● Exercise:
The records below need retyping in full; give them again exactly.

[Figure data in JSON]
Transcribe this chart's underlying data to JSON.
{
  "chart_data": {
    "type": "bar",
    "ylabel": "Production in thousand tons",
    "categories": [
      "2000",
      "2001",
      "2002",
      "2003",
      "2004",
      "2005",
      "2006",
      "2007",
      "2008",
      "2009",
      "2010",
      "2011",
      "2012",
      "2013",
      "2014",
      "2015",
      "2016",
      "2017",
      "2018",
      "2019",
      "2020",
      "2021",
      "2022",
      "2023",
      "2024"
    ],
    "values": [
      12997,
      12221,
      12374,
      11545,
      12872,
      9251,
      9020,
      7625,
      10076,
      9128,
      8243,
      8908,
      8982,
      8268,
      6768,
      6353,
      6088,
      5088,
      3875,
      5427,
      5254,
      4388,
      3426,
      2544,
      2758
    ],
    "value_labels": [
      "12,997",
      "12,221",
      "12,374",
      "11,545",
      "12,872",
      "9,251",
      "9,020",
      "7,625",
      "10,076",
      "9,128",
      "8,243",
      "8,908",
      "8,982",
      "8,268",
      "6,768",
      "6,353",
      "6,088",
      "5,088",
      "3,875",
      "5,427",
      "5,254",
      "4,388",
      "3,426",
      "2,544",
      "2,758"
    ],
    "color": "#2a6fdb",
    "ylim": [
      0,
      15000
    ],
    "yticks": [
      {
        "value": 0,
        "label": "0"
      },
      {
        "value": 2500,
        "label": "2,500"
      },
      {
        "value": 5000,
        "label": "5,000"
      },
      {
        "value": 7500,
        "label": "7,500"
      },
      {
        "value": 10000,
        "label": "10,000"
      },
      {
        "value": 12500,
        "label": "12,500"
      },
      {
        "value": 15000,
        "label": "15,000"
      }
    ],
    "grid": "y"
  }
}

● Final result:
Transcribe this chart's underlying data to JSON.
{
  "chart_data": {
    "type": "bar",
    "ylabel": "Production in thousand tons",
    "categories": [
      "2000",
      "2001",
      "2002",
      "2003",
      "2004",
      "2005",
      "2006",
      "2007",
      "2008",
      "2009",
      "2010",
      "2011",
      "2012",
      "2013",
      "2014",
      "2015",
      "2016",
      "2017",
      "2018",
      "2019",
      "2020",
      "2021",
      "2022",
      "2023",
      "2024"
    ],
    "values": [
      12997,
      12221,
      12374,
      11545,
      12872,
      9251,
      9020,
      7625,
      10076,
      9128,
      8243,
      8908,
      8982,
      8268,
      6768,
      6353,
      6088,
      5088,
      3875,
      5427,
      5254,
      4388,
      3426,
      2544,
      2758
    ],
    "value_labels": [
      "12,997",
      "12,221",
      "12,374",
      "11,545",
      "12,872",
      "9,251",
      "9,020",
      "7,625",
      "10,076",
      "9,128",
      "8,243",
      "8,908",
      "8,982",
      "8,268",
      "6,768",
      "6,353",
      "6,088",
      "5,088",
      "3,875",
      "5,427",
      "5,254",
      "4,388",
      "3,426",
      "2,544",
      "2,758"
    ],
    "color": "#2a6fdb",
    "ylim": [
      0,
      15000
    ],
    "yticks": [
      {
        "value": 0,
        "label": "0"
      },
      {
        "value": 2500,
        "label": "2,500"
      },
      {
        "value": 5000,
        "label": "5,000"
      },
      {
        "value": 7500,
        "label": "7,500"
      },
      {
        "value": 10000,
        "label": "10,000"
      },
      {
        "value": 12500,
        "label": "12,500"
      },
      {
        "value": 15000,
        "label": "15,000"
      }
    ],
    "grid": "y"
  }
}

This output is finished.